◆ What is asked ◆
Each entry that follows is to be retyped exactly. Pictures do not belong in the copy.

___ Available data

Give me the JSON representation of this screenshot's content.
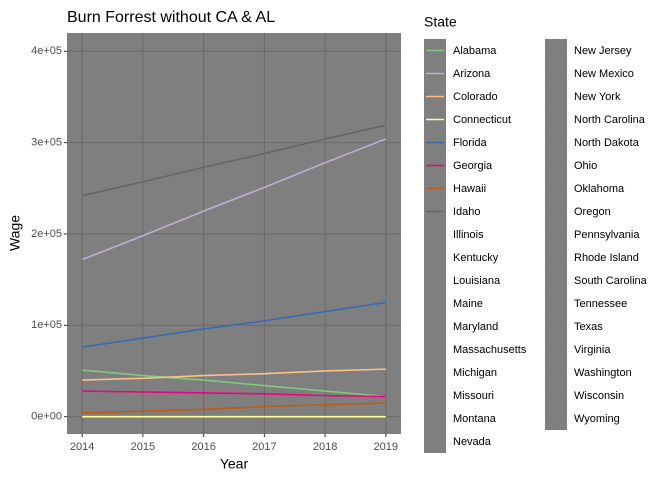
{
  "chart_data": {
    "type": "line",
    "title": "Burn Forrest without CA & AL",
    "x_label": "Year",
    "y_label": "Wage",
    "legend_title": "State",
    "x": [
      2014,
      2015,
      2016,
      2017,
      2018,
      2019
    ],
    "xlim": [
      2013.75,
      2019.25
    ],
    "xticks": [
      2014,
      2015,
      2016,
      2017,
      2018,
      2019
    ],
    "ylim": [
      -19000,
      420000
    ],
    "yticks": [
      {
        "value": 0,
        "label": "0e+00"
      },
      {
        "value": 100000,
        "label": "1e+05"
      },
      {
        "value": 200000,
        "label": "2e+05"
      },
      {
        "value": 300000,
        "label": "3e+05"
      },
      {
        "value": 400000,
        "label": "4e+05"
      }
    ],
    "grid": true,
    "series": [
      {
        "name": "Alabama",
        "color": "#7FC97F",
        "values": [
          51000,
          45000,
          40000,
          34000,
          28000,
          22000
        ]
      },
      {
        "name": "Arizona",
        "color": "#BEAED4",
        "values": [
          172000,
          198000,
          225000,
          251000,
          278000,
          304000
        ]
      },
      {
        "name": "Colorado",
        "color": "#FDC086",
        "values": [
          40000,
          42000,
          45000,
          47000,
          50000,
          52000
        ]
      },
      {
        "name": "Connecticut",
        "color": "#FFFF99",
        "values": [
          0,
          0,
          0,
          0,
          0,
          0
        ]
      },
      {
        "name": "Florida",
        "color": "#386CB0",
        "values": [
          76000,
          86000,
          96000,
          105000,
          115000,
          125000
        ]
      },
      {
        "name": "Georgia",
        "color": "#F0027F",
        "values": [
          28000,
          27000,
          26000,
          25000,
          23000,
          22000
        ]
      },
      {
        "name": "Hawaii",
        "color": "#BF5B17",
        "values": [
          4000,
          6000,
          8000,
          11000,
          13000,
          15000
        ]
      },
      {
        "name": "Idaho",
        "color": "#666666",
        "values": [
          242000,
          257000,
          273000,
          288000,
          304000,
          319000
        ]
      },
      {
        "name": "Illinois",
        "color": "#7F7F7F",
        "values": [
          null,
          null,
          null,
          null,
          null,
          null
        ]
      },
      {
        "name": "Kentucky",
        "color": "#7F7F7F",
        "values": [
          null,
          null,
          null,
          null,
          null,
          null
        ]
      },
      {
        "name": "Louisiana",
        "color": "#7F7F7F",
        "values": [
          null,
          null,
          null,
          null,
          null,
          null
        ]
      },
      {
        "name": "Maine",
        "color": "#7F7F7F",
        "values": [
          null,
          null,
          null,
          null,
          null,
          null
        ]
      },
      {
        "name": "Maryland",
        "color": "#7F7F7F",
        "values": [
          null,
          null,
          null,
          null,
          null,
          null
        ]
      },
      {
        "name": "Massachusetts",
        "color": "#7F7F7F",
        "values": [
          null,
          null,
          null,
          null,
          null,
          null
        ]
      },
      {
        "name": "Michigan",
        "color": "#7F7F7F",
        "values": [
          null,
          null,
          null,
          null,
          null,
          null
        ]
      },
      {
        "name": "Missouri",
        "color": "#7F7F7F",
        "values": [
          null,
          null,
          null,
          null,
          null,
          null
        ]
      },
      {
        "name": "Montana",
        "color": "#7F7F7F",
        "values": [
          null,
          null,
          null,
          null,
          null,
          null
        ]
      },
      {
        "name": "Nevada",
        "color": "#7F7F7F",
        "values": [
          null,
          null,
          null,
          null,
          null,
          null
        ]
      },
      {
        "name": "New Jersey",
        "color": "#7F7F7F",
        "values": [
          null,
          null,
          null,
          null,
          null,
          null
        ]
      },
      {
        "name": "New Mexico",
        "color": "#7F7F7F",
        "values": [
          null,
          null,
          null,
          null,
          null,
          null
        ]
      },
      {
        "name": "New York",
        "color": "#7F7F7F",
        "values": [
          null,
          null,
          null,
          null,
          null,
          null
        ]
      },
      {
        "name": "North Carolina",
        "color": "#7F7F7F",
        "values": [
          null,
          null,
          null,
          null,
          null,
          null
        ]
      },
      {
        "name": "North Dakota",
        "color": "#7F7F7F",
        "values": [
          null,
          null,
          null,
          null,
          null,
          null
        ]
      },
      {
        "name": "Ohio",
        "color": "#7F7F7F",
        "values": [
          null,
          null,
          null,
          null,
          null,
          null
        ]
      },
      {
        "name": "Oklahoma",
        "color": "#7F7F7F",
        "values": [
          null,
          null,
          null,
          null,
          null,
          null
        ]
      },
      {
        "name": "Oregon",
        "color": "#7F7F7F",
        "values": [
          null,
          null,
          null,
          null,
          null,
          null
        ]
      },
      {
        "name": "Pennsylvania",
        "color": "#7F7F7F",
        "values": [
          null,
          null,
          null,
          null,
          null,
          null
        ]
      },
      {
        "name": "Rhode Island",
        "color": "#7F7F7F",
        "values": [
          null,
          null,
          null,
          null,
          null,
          null
        ]
      },
      {
        "name": "South Carolina",
        "color": "#7F7F7F",
        "values": [
          null,
          null,
          null,
          null,
          null,
          null
        ]
      },
      {
        "name": "Tennessee",
        "color": "#7F7F7F",
        "values": [
          null,
          null,
          null,
          null,
          null,
          null
        ]
      },
      {
        "name": "Texas",
        "color": "#7F7F7F",
        "values": [
          null,
          null,
          null,
          null,
          null,
          null
        ]
      },
      {
        "name": "Virginia",
        "color": "#7F7F7F",
        "values": [
          null,
          null,
          null,
          null,
          null,
          null
        ]
      },
      {
        "name": "Washington",
        "color": "#7F7F7F",
        "values": [
          null,
          null,
          null,
          null,
          null,
          null
        ]
      },
      {
        "name": "Wisconsin",
        "color": "#7F7F7F",
        "values": [
          null,
          null,
          null,
          null,
          null,
          null
        ]
      },
      {
        "name": "Wyoming",
        "color": "#7F7F7F",
        "values": [
          null,
          null,
          null,
          null,
          null,
          null
        ]
      }
    ]
  }
}
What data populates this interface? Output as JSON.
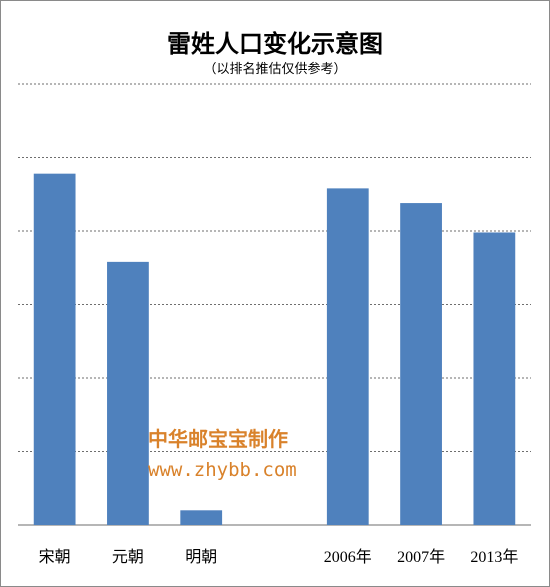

______

◆ Correct response ◆
Give me the JSON representation of this screenshot's content.
{
  "chart_data": {
    "type": "line",
    "title": "Burn Forrest without CA & AL",
    "x_label": "Year",
    "y_label": "Wage",
    "legend_title": "State",
    "x": [
      2014,
      2015,
      2016,
      2017,
      2018,
      2019
    ],
    "xlim": [
      2013.75,
      2019.25
    ],
    "xticks": [
      2014,
      2015,
      2016,
      2017,
      2018,
      2019
    ],
    "ylim": [
      -19000,
      420000
    ],
    "yticks": [
      {
        "value": 0,
        "label": "0e+00"
      },
      {
        "value": 100000,
        "label": "1e+05"
      },
      {
        "value": 200000,
        "label": "2e+05"
      },
      {
        "value": 300000,
        "label": "3e+05"
      },
      {
        "value": 400000,
        "label": "4e+05"
      }
    ],
    "grid": true,
    "series": [
      {
        "name": "Alabama",
        "color": "#7FC97F",
        "values": [
          51000,
          45000,
          40000,
          34000,
          28000,
          22000
        ]
      },
      {
        "name": "Arizona",
        "color": "#BEAED4",
        "values": [
          172000,
          198000,
          225000,
          251000,
          278000,
          304000
        ]
      },
      {
        "name": "Colorado",
        "color": "#FDC086",
        "values": [
          40000,
          42000,
          45000,
          47000,
          50000,
          52000
        ]
      },
      {
        "name": "Connecticut",
        "color": "#FFFF99",
        "values": [
          0,
          0,
          0,
          0,
          0,
          0
        ]
      },
      {
        "name": "Florida",
        "color": "#386CB0",
        "values": [
          76000,
          86000,
          96000,
          105000,
          115000,
          125000
        ]
      },
      {
        "name": "Georgia",
        "color": "#F0027F",
        "values": [
          28000,
          27000,
          26000,
          25000,
          23000,
          22000
        ]
      },
      {
        "name": "Hawaii",
        "color": "#BF5B17",
        "values": [
          4000,
          6000,
          8000,
          11000,
          13000,
          15000
        ]
      },
      {
        "name": "Idaho",
        "color": "#666666",
        "values": [
          242000,
          257000,
          273000,
          288000,
          304000,
          319000
        ]
      },
      {
        "name": "Illinois",
        "color": "#7F7F7F",
        "values": [
          null,
          null,
          null,
          null,
          null,
          null
        ]
      },
      {
        "name": "Kentucky",
        "color": "#7F7F7F",
        "values": [
          null,
          null,
          null,
          null,
          null,
          null
        ]
      },
      {
        "name": "Louisiana",
        "color": "#7F7F7F",
        "values": [
          null,
          null,
          null,
          null,
          null,
          null
        ]
      },
      {
        "name": "Maine",
        "color": "#7F7F7F",
        "values": [
          null,
          null,
          null,
          null,
          null,
          null
        ]
      },
      {
        "name": "Maryland",
        "color": "#7F7F7F",
        "values": [
          null,
          null,
          null,
          null,
          null,
          null
        ]
      },
      {
        "name": "Massachusetts",
        "color": "#7F7F7F",
        "values": [
          null,
          null,
          null,
          null,
          null,
          null
        ]
      },
      {
        "name": "Michigan",
        "color": "#7F7F7F",
        "values": [
          null,
          null,
          null,
          null,
          null,
          null
        ]
      },
      {
        "name": "Missouri",
        "color": "#7F7F7F",
        "values": [
          null,
          null,
          null,
          null,
          null,
          null
        ]
      },
      {
        "name": "Montana",
        "color": "#7F7F7F",
        "values": [
          null,
          null,
          null,
          null,
          null,
          null
        ]
      },
      {
        "name": "Nevada",
        "color": "#7F7F7F",
        "values": [
          null,
          null,
          null,
          null,
          null,
          null
        ]
      },
      {
        "name": "New Jersey",
        "color": "#7F7F7F",
        "values": [
          null,
          null,
          null,
          null,
          null,
          null
        ]
      },
      {
        "name": "New Mexico",
        "color": "#7F7F7F",
        "values": [
          null,
          null,
          null,
          null,
          null,
          null
        ]
      },
      {
        "name": "New York",
        "color": "#7F7F7F",
        "values": [
          null,
          null,
          null,
          null,
          null,
          null
        ]
      },
      {
        "name": "North Carolina",
        "color": "#7F7F7F",
        "values": [
          null,
          null,
          null,
          null,
          null,
          null
        ]
      },
      {
        "name": "North Dakota",
        "color": "#7F7F7F",
        "values": [
          null,
          null,
          null,
          null,
          null,
          null
        ]
      },
      {
        "name": "Ohio",
        "color": "#7F7F7F",
        "values": [
          null,
          null,
          null,
          null,
          null,
          null
        ]
      },
      {
        "name": "Oklahoma",
        "color": "#7F7F7F",
        "values": [
          null,
          null,
          null,
          null,
          null,
          null
        ]
      },
      {
        "name": "Oregon",
        "color": "#7F7F7F",
        "values": [
          null,
          null,
          null,
          null,
          null,
          null
        ]
      },
      {
        "name": "Pennsylvania",
        "color": "#7F7F7F",
        "values": [
          null,
          null,
          null,
          null,
          null,
          null
        ]
      },
      {
        "name": "Rhode Island",
        "color": "#7F7F7F",
        "values": [
          null,
          null,
          null,
          null,
          null,
          null
        ]
      },
      {
        "name": "South Carolina",
        "color": "#7F7F7F",
        "values": [
          null,
          null,
          null,
          null,
          null,
          null
        ]
      },
      {
        "name": "Tennessee",
        "color": "#7F7F7F",
        "values": [
          null,
          null,
          null,
          null,
          null,
          null
        ]
      },
      {
        "name": "Texas",
        "color": "#7F7F7F",
        "values": [
          null,
          null,
          null,
          null,
          null,
          null
        ]
      },
      {
        "name": "Virginia",
        "color": "#7F7F7F",
        "values": [
          null,
          null,
          null,
          null,
          null,
          null
        ]
      },
      {
        "name": "Washington",
        "color": "#7F7F7F",
        "values": [
          null,
          null,
          null,
          null,
          null,
          null
        ]
      },
      {
        "name": "Wisconsin",
        "color": "#7F7F7F",
        "values": [
          null,
          null,
          null,
          null,
          null,
          null
        ]
      },
      {
        "name": "Wyoming",
        "color": "#7F7F7F",
        "values": [
          null,
          null,
          null,
          null,
          null,
          null
        ]
      }
    ]
  }
}
What data populates this interface? Output as JSON.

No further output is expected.